Brief —
Nothing in the records may be altered, and no picture may be included. Restate them in full.

■ ■ ■ ■ ■ ■ ■

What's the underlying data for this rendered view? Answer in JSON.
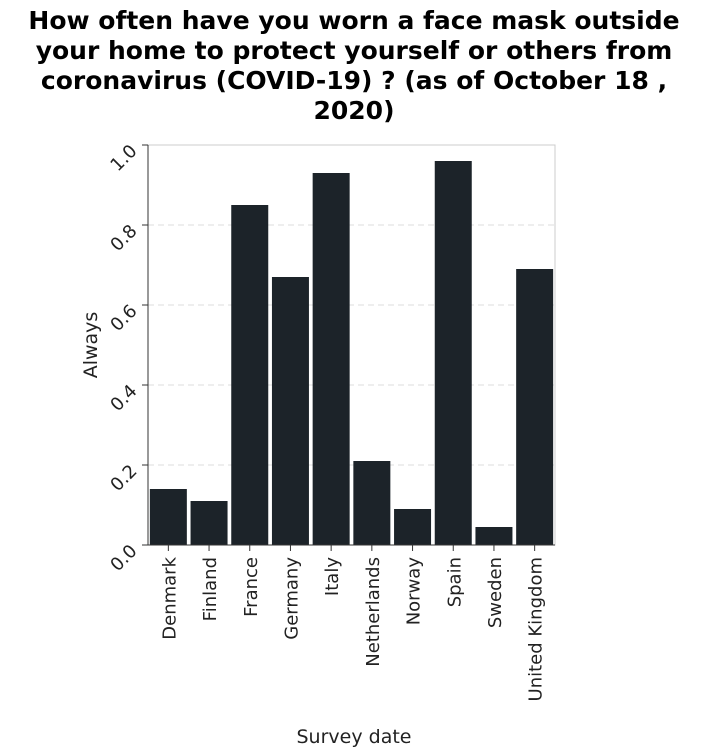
{
  "chart_data": {
    "type": "bar",
    "title": "How often have you worn a face mask outside your home to protect yourself or others from coronavirus (COVID-19) ? (as of October 18 , 2020)",
    "xlabel": "Survey date",
    "ylabel": "Always",
    "categories": [
      "Denmark",
      "Finland",
      "France",
      "Germany",
      "Italy",
      "Netherlands",
      "Norway",
      "Spain",
      "Sweden",
      "United Kingdom"
    ],
    "values": [
      0.14,
      0.11,
      0.85,
      0.67,
      0.93,
      0.21,
      0.09,
      0.96,
      0.045,
      0.69
    ],
    "ylim": [
      0,
      1.0
    ],
    "yticks": [
      "0.0",
      "0.2",
      "0.4",
      "0.6",
      "0.8",
      "1.0"
    ],
    "grid": true,
    "bar_color": "#1c2329",
    "grid_color": "#dddddd"
  }
}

■ ■ ■ ■ ■ ■ ■

Response —
What's the underlying data for this rendered view? Answer in JSON.
{
  "chart_data": {
    "type": "bar",
    "title": "How often have you worn a face mask outside your home to protect yourself or others from coronavirus (COVID-19) ? (as of October 18 , 2020)",
    "xlabel": "Survey date",
    "ylabel": "Always",
    "categories": [
      "Denmark",
      "Finland",
      "France",
      "Germany",
      "Italy",
      "Netherlands",
      "Norway",
      "Spain",
      "Sweden",
      "United Kingdom"
    ],
    "values": [
      0.14,
      0.11,
      0.85,
      0.67,
      0.93,
      0.21,
      0.09,
      0.96,
      0.045,
      0.69
    ],
    "ylim": [
      0,
      1.0
    ],
    "yticks": [
      "0.0",
      "0.2",
      "0.4",
      "0.6",
      "0.8",
      "1.0"
    ],
    "grid": true,
    "bar_color": "#1c2329",
    "grid_color": "#dddddd"
  }
}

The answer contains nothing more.